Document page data
*-*-*

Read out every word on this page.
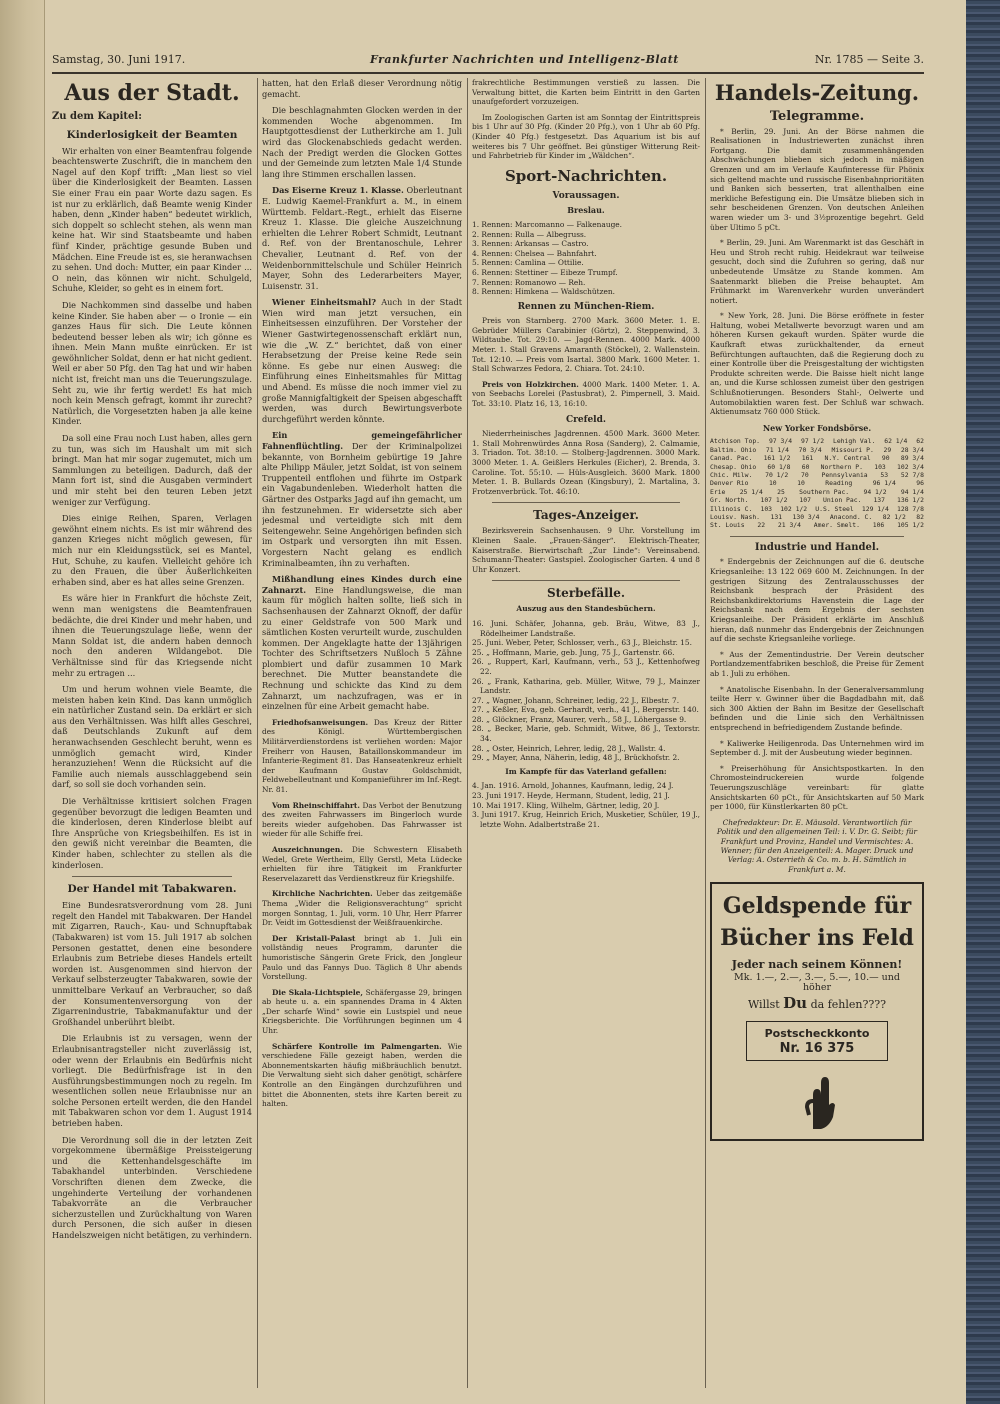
Samstag, 30. Juni 1917.	Frankfurter Nachrichten und Intelligenz-Blatt	Nr. 1785 — Seite 3.
Aus der Stadt.
Zu dem Kapitel:
Kinderlosigkeit der Beamten

Wir erhalten von einer Beamtenfrau folgende beachtenswerte Zuschrift, die in manchem den Nagel auf den Kopf trifft: „Man liest so viel über die Kinderlosigkeit der Beamten. Lassen Sie einer Frau ein paar Worte dazu sagen. Es ist nur zu erklärlich, daß Beamte wenig Kinder haben, denn „Kinder haben“ bedeutet wirklich, sich doppelt so schlecht stehen, als wenn man keine hat. Wir sind Staatsbeamte und haben fünf Kinder, prächtige gesunde Buben und Mädchen. Eine Freude ist es, sie heranwachsen zu sehen. Und doch: Mutter, ein paar Kinder ... O nein, das können wir nicht. Schulgeld, Schuhe, Kleider, so geht es in einem fort.

Die Nachkommen sind dasselbe und haben keine Kinder. Sie haben aber — o Ironie — ein ganzes Haus für sich. Die Leute können bedeutend besser leben als wir; ich gönne es ihnen. Mein Mann mußte einrücken. Er ist gewöhnlicher Soldat, denn er hat nicht gedient. Weil er aber 50 Pfg. den Tag hat und wir haben nicht ist, freicht man uns die Teuerungszulage. Seht zu, wie ihr fertig werdet! Es hat mich noch kein Mensch gefragt, kommt ihr zurecht? Natürlich, die Vorgesetzten haben ja alle keine Kinder.

Da soll eine Frau noch Lust haben, alles gern zu tun, was sich im Haushalt um mit sich bringt. Man hat mir sogar zugemutet, mich um Sammlungen zu beteiligen. Dadurch, daß der Mann fort ist, sind die Ausgaben vermindert und mir steht bei den teuren Leben jetzt weniger zur Verfügung.

Dies einige Reihen, Sparen, Verlagen gewöhnt einem nichts. Es ist mir während des ganzen Krieges nicht möglich gewesen, für mich nur ein Kleidungsstück, sei es Mantel, Hut, Schuhe, zu kaufen. Vielleicht gehöre ich zu den Frauen, die über Äußerlichkeiten erhaben sind, aber es hat alles seine Grenzen.

Es wäre hier in Frankfurt die höchste Zeit, wenn man wenigstens die Beamtenfrauen bedächte, die drei Kinder und mehr haben, und ihnen die Teuerungszulage ließe, wenn der Mann Soldat ist, die andern haben dennoch noch den anderen Wildangebot. Die Verhältnisse sind für das Kriegsende nicht mehr zu ertragen ...

Um und herum wohnen viele Beamte, die meisten haben kein Kind. Das kann unmöglich ein natürlicher Zustand sein. Da erklärt er sich aus den Verhältnissen. Was hilft alles Geschrei, daß Deutschlands Zukunft auf dem heranwachsenden Geschlecht beruht, wenn es unmöglich gemacht wird, Kinder heranzuziehen! Wenn die Rücksicht auf die Familie auch niemals ausschlaggebend sein darf, so soll sie doch vorhanden sein.

Die Verhältnisse kritisiert solchen Fragen gegenüber bevorzugt die ledigen Beamten und die kinderlosen, deren Kinderlose bleibt auf Ihre Ansprüche von Kriegsbeihilfen. Es ist in den gewiß nicht vereinbar die Beamten, die Kinder haben, schlechter zu stellen als die kinderlosen.

Der Handel mit Tabakwaren.

Eine Bundesratsverordnung vom 28. Juni regelt den Handel mit Tabakwaren. Der Handel mit Zigarren, Rauch-, Kau- und Schnupftabak (Tabakwaren) ist vom 15. Juli 1917 ab solchen Personen gestattet, denen eine besondere Erlaubnis zum Betriebe dieses Handels erteilt worden ist. Ausgenommen sind hiervon der Verkauf selbsterzeugter Tabakwaren, sowie der unmittelbare Verkauf an Verbraucher, so daß der Konsumentenversorgung von der Zigarrenindustrie, Tabakmanufaktur und der Großhandel unberührt bleibt.

Die Erlaubnis ist zu versagen, wenn der Erlaubnisantragsteller nicht zuverlässig ist, oder wenn der Erlaubnis ein Bedürfnis nicht vorliegt. Die Bedürfnisfrage ist in den Ausführungsbestimmungen noch zu regeln. Im wesentlichen sollen neue Erlaubnisse nur an solche Personen erteilt werden, die den Handel mit Tabakwaren schon vor dem 1. August 1914 betrieben haben.

Die Verordnung soll die in der letzten Zeit vorgekommene übermäßige Preissteigerung und die Kettenhandelsgeschäfte im Tabakhandel unterbinden. Verschiedene Vorschriften dienen dem Zwecke, die ungehinderte Verteilung der vorhandenen Tabakvorräte an die Verbraucher sicherzustellen und Zurückhaltung von Waren durch Personen, die sich außer in diesen Handelszweigen nicht betätigen, zu verhindern.

hatten, hat den Erlaß dieser Verordnung nötig gemacht.

Die beschlagnahmten Glocken werden in der kommenden Woche abgenommen. Im Hauptgottesdienst der Lutherkirche am 1. Juli wird das Glockenabschieds gedacht werden. Nach der Predigt werden die Glocken Gottes und der Gemeinde zum letzten Male 1/4 Stunde lang ihre Stimmen erschallen lassen.

Das Eiserne Kreuz 1. Klasse. Oberleutnant E. Ludwig Kaemel-Frankfurt a. M., in einem Württemb. Feldart.-Regt., erhielt das Eiserne Kreuz 1. Klasse. Die gleiche Auszeichnung erhielten die Lehrer Robert Schmidt, Leutnant d. Ref. von der Brentanoschule, Lehrer Chevalier, Leutnant d. Ref. von der Weidenbornmittelschule und Schüler Heinrich Mayer, Sohn des Lederarbeiters Mayer, Luisenstr. 31.

Wiener Einheitsmahl? Auch in der Stadt Wien wird man jetzt versuchen, ein Einheitsessen einzuführen. Der Vorsteher der Wiener Gastwirtegenossenschaft erklärt nun, wie die „W. Z.“ berichtet, daß von einer Herabsetzung der Preise keine Rede sein könne. Es gebe nur einen Ausweg: die Einführung eines Einheitsmahles für Mittag und Abend. Es müsse die noch immer viel zu große Mannigfaltigkeit der Speisen abgeschafft werden, was durch Bewirtungsverbote durchgeführt werden könnte.

Ein gemeingefährlicher Fahnenflüchtling. Der der Kriminalpolizei bekannte, von Bornheim gebürtige 19 Jahre alte Philipp Mäuler, jetzt Soldat, ist von seinem Truppenteil entflohen und führte im Ostpark ein Vagabundenleben. Wiederholt hatten die Gärtner des Ostparks Jagd auf ihn gemacht, um ihn festzunehmen. Er widersetzte sich aber jedesmal und verteidigte sich mit dem Seitengewehr. Seine Angehörigen befinden sich im Ostpark und versorgten ihn mit Essen. Vorgestern Nacht gelang es endlich Kriminalbeamten, ihn zu verhaften.

Mißhandlung eines Kindes durch eine Zahnarzt. Eine Handlungsweise, die man kaum für möglich halten sollte, ließ sich in Sachsenhausen der Zahnarzt Oknoff, der dafür zu einer Geldstrafe von 500 Mark und sämtlichen Kosten verurteilt wurde, zuschulden kommen. Der Angeklagte hatte der 13jährigen Tochter des Schriftsetzers Nußloch 5 Zähne plombiert und dafür zusammen 10 Mark berechnet. Die Mutter beanstandete die Rechnung und schickte das Kind zu dem Zahnarzt, um nachzufragen, was er in einzelnen für eine Arbeit gemacht habe.

Friedhofsanweisungen. Das Kreuz der Ritter des Königl. Württembergischen Militärverdienstordens ist verliehen worden: Major Freiherr von Hausen, Bataillonskommandeur im Infanterie-Regiment 81. Das Hanseatenkreuz erhielt der Kaufmann Gustav Goldschmidt, Feldwebelleutnant und Kompanieführer im Inf.-Regt. Nr. 81.

Vom Rheinschiffahrt. Das Verbot der Benutzung des zweiten Fahrwassers im Bingerloch wurde bereits wieder aufgehoben. Das Fahrwasser ist wieder für alle Schiffe frei.

Auszeichnungen. Die Schwestern Elisabeth Wedel, Grete Wertheim, Elly Gerstl, Meta Lüdecke erhielten für ihre Tätigkeit im Frankfurter Reservelazarett das Verdienstkreuz für Kriegshilfe.

Kirchliche Nachrichten. Ueber das zeitgemäße Thema „Wider die Religionsverachtung“ spricht morgen Sonntag, 1. Juli, vorm. 10 Uhr, Herr Pfarrer Dr. Veidt im Gottesdienst der Weißfrauenkirche.

Der Kristall-Palast bringt ab 1. Juli ein vollständig neues Programm, darunter die humoristische Sängerin Grete Frick, den Jongleur Paulo und das Fannys Duo. Täglich 8 Uhr abends Vorstellung.

Die Skala-Lichtspiele, Schäfergasse 29, bringen ab heute u. a. ein spannendes Drama in 4 Akten „Der scharfe Wind“ sowie ein Lustspiel und neue Kriegsberichte. Die Vorführungen beginnen um 4 Uhr.

Schärfere Kontrolle im Palmengarten. Wie verschiedene Fälle gezeigt haben, werden die Abonnementskarten häufig mißbräuchlich benutzt. Die Verwaltung sieht sich daher genötigt, schärfere Kontrolle an den Eingängen durchzuführen und bittet die Abonnenten, stets ihre Karten bereit zu halten.

frakrechtliche Bestimmungen verstieß zu lassen. Die Verwaltung bittet, die Karten beim Eintritt in den Garten unaufgefordert vorzuzeigen.

Im Zoologischen Garten ist am Sonntag der Eintrittspreis bis 1 Uhr auf 30 Pfg. (Kinder 20 Pfg.), von 1 Uhr ab 60 Pfg. (Kinder 40 Pfg.) festgesetzt. Das Aquarium ist bis auf weiteres bis 7 Uhr geöffnet. Bei günstiger Witterung Reit- und Fahrbetrieb für Kinder im „Wäldchen“.

Sport-Nachrichten.
Voraussagen.
Breslau.
1. Rennen: Marcomanno — Falkenauge.
2. Rennen: Rulla — Albegruss.
3. Rennen: Arkansas — Castro.
4. Rennen: Chelsea — Bahnfahrt.
5. Rennen: Camlina — Ottilie.
6. Rennen: Stettiner — Eibeze Trumpf.
7. Rennen: Romanowo — Reh.
8. Rennen: Himkena — Waldschützen.
Rennen zu München-Riem.

Preis von Starnberg. 2700 Mark. 3600 Meter. 1. E. Gebrüder Müllers Carabinier (Görtz), 2. Steppenwind, 3. Wildtaube. Tot. 29:10. — Jagd-Rennen. 4000 Mark. 4000 Meter. 1. Stall Gravens Amaranth (Stöckel), 2. Wallenstein. Tot. 12:10. — Preis vom Isartal. 3800 Mark. 1600 Meter. 1. Stall Schwarzes Fedora, 2. Chiara. Tot. 24:10.

Preis von Holzkirchen. 4000 Mark. 1400 Meter. 1. A. von Seebachs Lorelei (Pastusbrat), 2. Pimpernell, 3. Maid. Tot. 33:10. Platz 16, 13, 16:10.

Crefeld.

Niederrheinisches Jagdrennen. 4500 Mark. 3600 Meter. 1. Stall Mohrenwürdes Anna Rosa (Sanderg), 2. Calmamie, 3. Triadon. Tot. 38:10. — Stolberg-Jagdrennen. 3000 Mark. 3000 Meter. 1. A. Geißlers Herkules (Eicher), 2. Brenda, 3. Caroline. Tot. 55:10. — Hüls-Ausgleich. 3600 Mark. 1800 Meter. 1. B. Bullards Ozean (Kingsbury), 2. Martalina, 3. Frotzenverbrück. Tot. 46:10.

Tages-Anzeiger.

Bezirksverein Sachsenhausen. 9 Uhr. Vorstellung im Kleinen Saale. „Frauen-Sänger“. Elektrisch-Theater, Kaiserstraße. Bierwirtschaft „Zur Linde“: Vereinsabend. Schumann-Theater: Gastspiel. Zoologischer Garten. 4 und 8 Uhr Konzert.

Sterbefälle.
Auszug aus den Standesbüchern.
16. Juni. Schäfer, Johanna, geb. Bräu, Witwe, 83 J., Rödelheimer Landstraße.
25. Juni. Weber, Peter, Schlosser, verh., 63 J., Bleichstr. 15.
25. „ Hoffmann, Marie, geb. Jung, 75 J., Gartenstr. 66.
26. „ Ruppert, Karl, Kaufmann, verh., 53 J., Kettenhofweg 22.
26. „ Frank, Katharina, geb. Müller, Witwe, 79 J., Mainzer Landstr.
27. „ Wagner, Johann, Schreiner, ledig, 22 J., Elbestr. 7.
27. „ Keßler, Eva, geb. Gerhardt, verh., 41 J., Bergerstr. 140.
28. „ Glöckner, Franz, Maurer, verh., 58 J., Löhergasse 9.
28. „ Becker, Marie, geb. Schmidt, Witwe, 86 J., Textorstr. 34.
28. „ Oster, Heinrich, Lehrer, ledig, 28 J., Wallstr. 4.
29. „ Mayer, Anna, Näherin, ledig, 48 J., Brückhofstr. 2.
Im Kampfe für das Vaterland gefallen:
4. Jan. 1916. Arnold, Johannes, Kaufmann, ledig, 24 J.
23. Juni 1917. Heyde, Hermann, Student, ledig, 21 J.
10. Mai 1917. Kling, Wilhelm, Gärtner, ledig, 20 J.
3. Juni 1917. Krug, Heinrich Erich, Musketier, Schüler, 19 J., letzte Wohn. Adalbertstraße 21.
Handels-Zeitung.
Telegramme.

* Berlin, 29. Juni. An der Börse nahmen die Realisationen in Industriewerten zunächst ihren Fortgang. Die damit zusammenhängenden Abschwächungen blieben sich jedoch in mäßigen Grenzen und am im Verlaufe Kaufinteresse für Phönix sich geltend machte und russische Eisenbahnprioritäten und Banken sich besserten, trat allenthalben eine merkliche Befestigung ein. Die Umsätze blieben sich in sehr bescheidenen Grenzen. Von deutschen Anleihen waren wieder um 3- und 3½prozentige begehrt. Geld über Ultimo 5 pCt.

* Berlin, 29. Juni. Am Warenmarkt ist das Geschäft in Heu und Stroh recht ruhig. Heidekraut war teilweise gesucht, doch sind die Zufuhren so gering, daß nur unbedeutende Umsätze zu Stande kommen. Am Saatenmarkt blieben die Preise behauptet. Am Frühmarkt im Warenverkehr wurden unverändert notiert.

* New York, 28. Juni. Die Börse eröffnete in fester Haltung, wobei Metallwerte bevorzugt waren und am höheren Kursen gekauft wurden. Später wurde die Kaufkraft etwas zurückhaltender, da erneut Befürchtungen auftauchten, daß die Regierung doch zu einer Kontrolle über die Preisgestaltung der wichtigsten Produkte schreiten werde. Die Baisse hielt nicht lange an, und die Kurse schlossen zumeist über den gestrigen Schlußnotierungen. Besonders Stahl-, Oelwerte und Automobilaktien waren fest. Der Schluß war schwach. Aktienumsatz 760 000 Stück.

New Yorker Fondsbörse.
Atchison Top. 97 3/4 97 1/2 Lehigh Val. 62 1/4 62
Baltim. Ohio 71 1/4 70 3/4 Missouri P. 29 28 3/4
Canad. Pac. 161 1/2 161 N.Y. Central 90 89 3/4
Chesap. Ohio 60 1/8 60 Northern P. 103 102 3/4
Chic. Milw. 70 1/2 70 Pennsylvania 53 52 7/8
Denver Rio	10	10	Reading	96 1/4	96
Erie 25 1/4 25 Southern Pac. 94 1/2 94 1/4
Gr. North. 107 1/2 107 Union Pac. 137 136 1/2
Illinois C. 103 102 1/2 U.S. Steel 129 1/4 128 7/8
Louisv. Nash. 131 130 3/4 Anacond. C. 82 1/2 82
St. Louis 22 21 3/4 Amer. Smelt. 106 105 1/2
Industrie und Handel.

* Endergebnis der Zeichnungen auf die 6. deutsche Kriegsanleihe: 13 122 069 600 M. Zeichnungen. In der gestrigen Sitzung des Zentralausschusses der Reichsbank besprach der Präsident des Reichsbankdirektoriums Havenstein die Lage der Reichsbank nach dem Ergebnis der sechsten Kriegsanleihe. Der Präsident erklärte im Anschluß hieran, daß nunmehr das Endergebnis der Zeichnungen auf die sechste Kriegsanleihe vorliege.

* Aus der Zementindustrie. Der Verein deutscher Portlandzementfabriken beschloß, die Preise für Zement ab 1. Juli zu erhöhen.

* Anatolische Eisenbahn. In der Generalversammlung teilte Herr v. Gwinner über die Bagdadbahn mit, daß sich 300 Aktien der Bahn im Besitze der Gesellschaft befinden und die Linie sich den Verhältnissen entsprechend in befriedigendem Zustande befinde.

* Kaliwerke Heiligenroda. Das Unternehmen wird im September d. J. mit der Ausbeutung wieder beginnen.

* Preiserhöhung für Ansichtspostkarten. In den Chromosteindruckereien wurde folgende Teuerungszuschläge vereinbart: für glatte Ansichtskarten 60 pCt., für Ansichtskarten auf 50 Mark per 1000, für Künstlerkarten 80 pCt.

Chefredakteur: Dr. E. Mäusold. Verantwortlich für Politik und den allgemeinen Teil: i. V. Dr. G. Seibt; für Frankfurt und Provinz, Handel und Vermischtes: A. Wenner; für den Anzeigenteil: A. Mager. Druck und Verlag: A. Osterrieth & Co. m. b. H. Sämtlich in Frankfurt a. M.
Geldspende für
Bücher ins Feld
Jeder nach seinem Können!
Mk. 1.—, 2.—, 3.—, 5.—, 10.— und höher
Willst Du da fehlen????
Postscheckkonto
Nr. 16 375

*-*-*

Each line above that contains "Witwe" counts once; report the total of such lines and nothing more.

▶ **Response to the task**:
3